**Task details**. Report each line of the data that includes the word "特記事項".

Part of a data file
::::::::
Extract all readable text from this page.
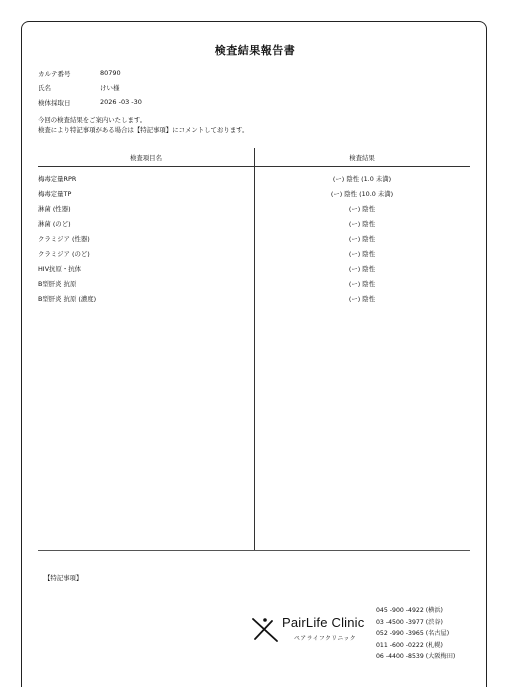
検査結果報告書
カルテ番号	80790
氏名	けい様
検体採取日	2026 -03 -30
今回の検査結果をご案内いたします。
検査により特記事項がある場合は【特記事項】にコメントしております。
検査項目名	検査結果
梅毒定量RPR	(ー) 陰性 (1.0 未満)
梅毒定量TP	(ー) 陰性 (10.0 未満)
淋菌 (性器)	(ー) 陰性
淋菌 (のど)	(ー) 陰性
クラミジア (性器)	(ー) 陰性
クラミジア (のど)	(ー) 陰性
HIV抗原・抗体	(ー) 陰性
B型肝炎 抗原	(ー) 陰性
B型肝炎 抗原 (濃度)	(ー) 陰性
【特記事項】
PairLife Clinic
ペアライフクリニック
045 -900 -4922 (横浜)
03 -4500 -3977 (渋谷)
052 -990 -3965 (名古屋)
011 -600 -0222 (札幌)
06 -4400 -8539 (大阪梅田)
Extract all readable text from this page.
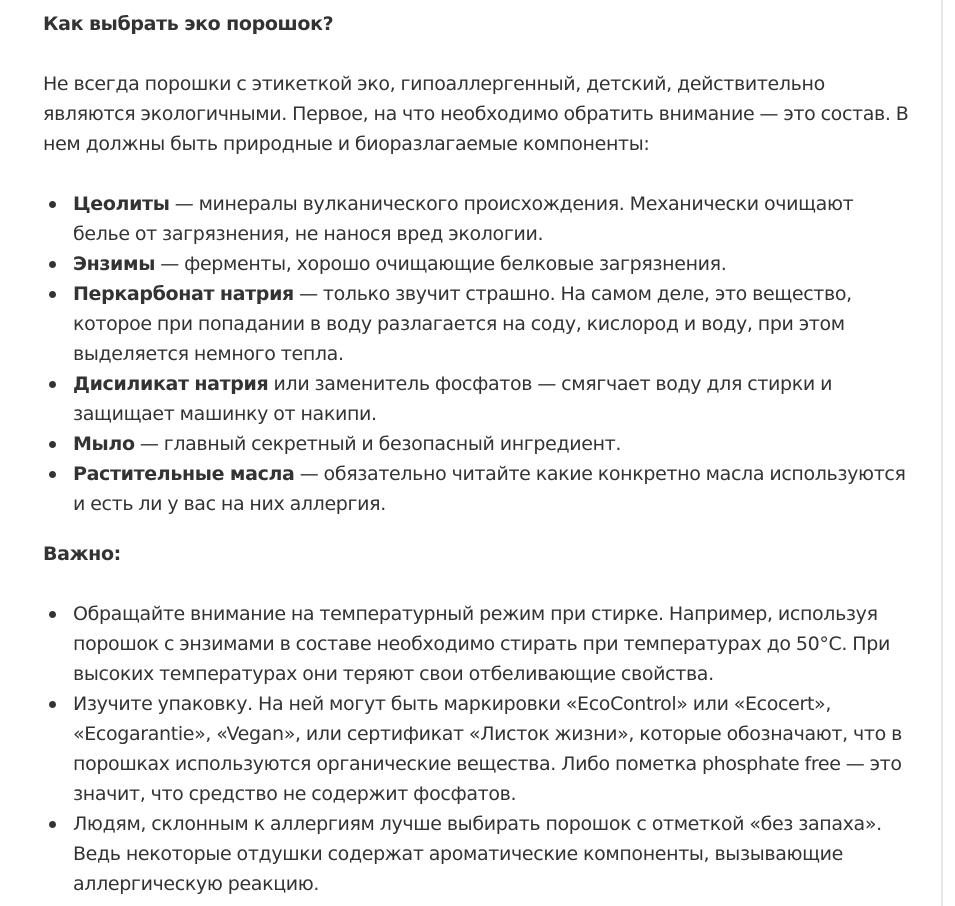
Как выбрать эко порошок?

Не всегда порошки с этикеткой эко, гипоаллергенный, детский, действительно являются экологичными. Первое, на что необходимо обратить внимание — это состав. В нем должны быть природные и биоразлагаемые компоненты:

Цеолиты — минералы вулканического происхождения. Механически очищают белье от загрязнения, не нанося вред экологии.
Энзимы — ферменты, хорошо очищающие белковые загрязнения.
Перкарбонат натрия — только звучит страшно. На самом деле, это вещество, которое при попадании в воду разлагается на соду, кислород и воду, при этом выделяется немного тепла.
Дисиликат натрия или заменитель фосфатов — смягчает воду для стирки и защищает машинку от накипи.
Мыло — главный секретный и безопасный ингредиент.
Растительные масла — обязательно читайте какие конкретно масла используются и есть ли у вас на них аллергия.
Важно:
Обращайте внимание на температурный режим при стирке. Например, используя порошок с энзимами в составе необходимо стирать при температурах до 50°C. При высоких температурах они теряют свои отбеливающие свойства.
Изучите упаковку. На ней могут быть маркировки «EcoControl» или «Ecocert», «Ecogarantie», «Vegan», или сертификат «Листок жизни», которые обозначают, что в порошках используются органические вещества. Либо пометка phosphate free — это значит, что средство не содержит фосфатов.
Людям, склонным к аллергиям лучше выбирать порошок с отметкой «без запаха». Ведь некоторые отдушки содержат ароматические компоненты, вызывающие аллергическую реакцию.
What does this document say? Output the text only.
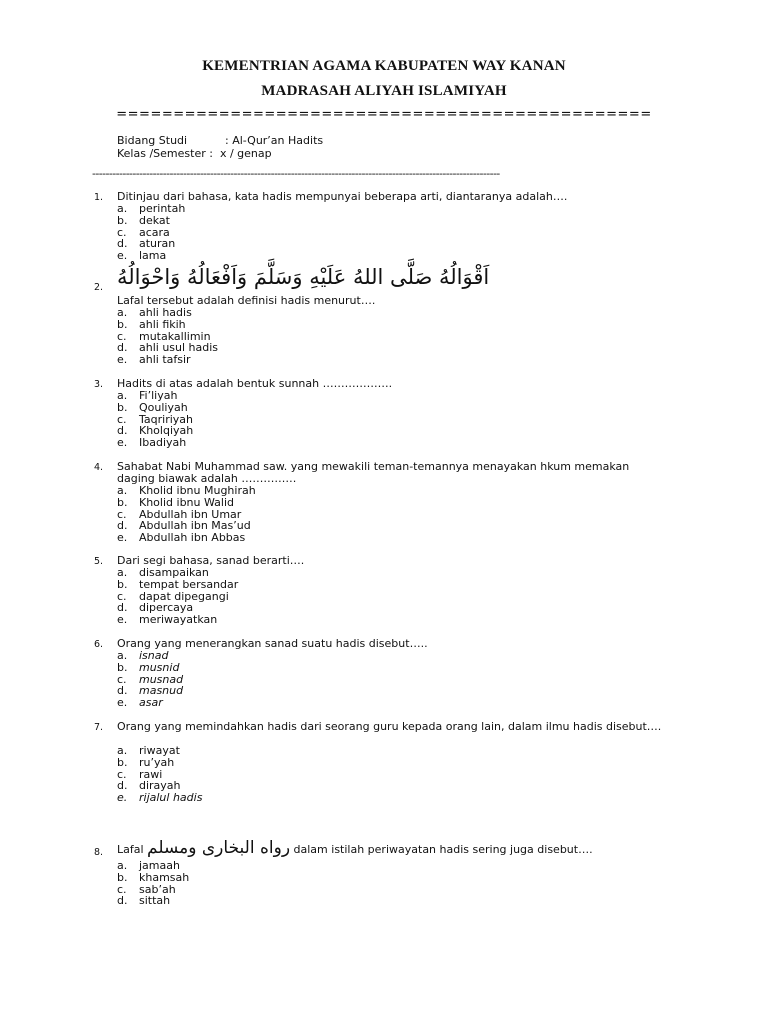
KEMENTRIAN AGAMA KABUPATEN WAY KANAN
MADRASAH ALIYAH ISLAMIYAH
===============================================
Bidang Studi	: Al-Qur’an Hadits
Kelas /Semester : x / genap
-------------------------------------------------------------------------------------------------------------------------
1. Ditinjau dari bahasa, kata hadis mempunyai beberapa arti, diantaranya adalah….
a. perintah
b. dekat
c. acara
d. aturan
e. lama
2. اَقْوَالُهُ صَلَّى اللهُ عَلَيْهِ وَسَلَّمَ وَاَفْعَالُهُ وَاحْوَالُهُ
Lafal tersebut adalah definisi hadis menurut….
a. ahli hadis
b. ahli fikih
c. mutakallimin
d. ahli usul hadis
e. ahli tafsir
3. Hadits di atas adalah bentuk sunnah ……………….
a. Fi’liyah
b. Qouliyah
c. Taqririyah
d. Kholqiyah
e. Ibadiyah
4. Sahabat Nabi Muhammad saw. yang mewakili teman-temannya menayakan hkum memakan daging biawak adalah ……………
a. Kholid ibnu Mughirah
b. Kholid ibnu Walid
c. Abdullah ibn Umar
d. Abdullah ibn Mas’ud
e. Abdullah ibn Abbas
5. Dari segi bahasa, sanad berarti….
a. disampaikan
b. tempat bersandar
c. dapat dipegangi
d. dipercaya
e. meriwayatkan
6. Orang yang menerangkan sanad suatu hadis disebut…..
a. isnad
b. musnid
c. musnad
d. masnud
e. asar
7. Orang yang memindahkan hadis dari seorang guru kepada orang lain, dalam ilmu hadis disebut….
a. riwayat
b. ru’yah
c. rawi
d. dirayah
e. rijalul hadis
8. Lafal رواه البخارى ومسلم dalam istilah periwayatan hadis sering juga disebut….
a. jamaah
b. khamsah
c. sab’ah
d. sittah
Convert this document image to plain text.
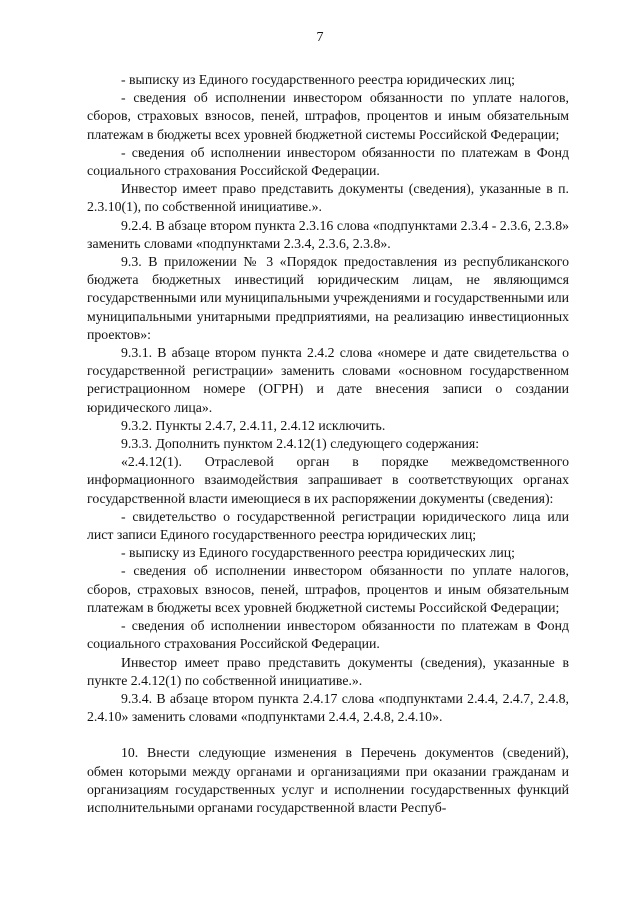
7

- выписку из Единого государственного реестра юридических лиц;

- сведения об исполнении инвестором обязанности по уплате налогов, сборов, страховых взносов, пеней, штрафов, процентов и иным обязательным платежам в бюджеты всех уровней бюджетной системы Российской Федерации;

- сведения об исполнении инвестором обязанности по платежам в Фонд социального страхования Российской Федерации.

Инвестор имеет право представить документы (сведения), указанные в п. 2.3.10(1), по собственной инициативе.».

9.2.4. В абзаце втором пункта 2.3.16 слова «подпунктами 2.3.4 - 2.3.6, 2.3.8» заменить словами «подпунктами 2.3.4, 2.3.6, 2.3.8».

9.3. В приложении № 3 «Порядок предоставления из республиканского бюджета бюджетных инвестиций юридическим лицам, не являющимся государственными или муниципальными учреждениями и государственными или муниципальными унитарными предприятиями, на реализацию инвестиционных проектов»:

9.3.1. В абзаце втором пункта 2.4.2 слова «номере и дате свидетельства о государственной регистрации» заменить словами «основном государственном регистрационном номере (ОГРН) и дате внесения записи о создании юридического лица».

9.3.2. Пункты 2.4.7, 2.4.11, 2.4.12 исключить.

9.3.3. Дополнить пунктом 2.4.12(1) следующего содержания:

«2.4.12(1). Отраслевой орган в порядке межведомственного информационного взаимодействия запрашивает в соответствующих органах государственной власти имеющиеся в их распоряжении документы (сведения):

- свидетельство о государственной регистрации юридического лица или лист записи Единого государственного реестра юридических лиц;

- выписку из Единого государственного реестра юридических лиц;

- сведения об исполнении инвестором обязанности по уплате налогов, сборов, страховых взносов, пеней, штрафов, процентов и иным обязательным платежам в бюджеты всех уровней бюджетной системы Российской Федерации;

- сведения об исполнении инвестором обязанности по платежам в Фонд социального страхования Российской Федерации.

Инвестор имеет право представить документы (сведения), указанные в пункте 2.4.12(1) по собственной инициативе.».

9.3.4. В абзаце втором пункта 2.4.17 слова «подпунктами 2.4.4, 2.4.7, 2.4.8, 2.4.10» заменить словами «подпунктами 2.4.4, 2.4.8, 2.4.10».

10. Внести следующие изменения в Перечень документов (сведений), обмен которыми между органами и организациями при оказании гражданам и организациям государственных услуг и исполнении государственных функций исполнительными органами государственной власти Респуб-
::::::::
**Task solution**.
検査により特記事項がある場合は【特記事項】にコメントしております。
【特記事項】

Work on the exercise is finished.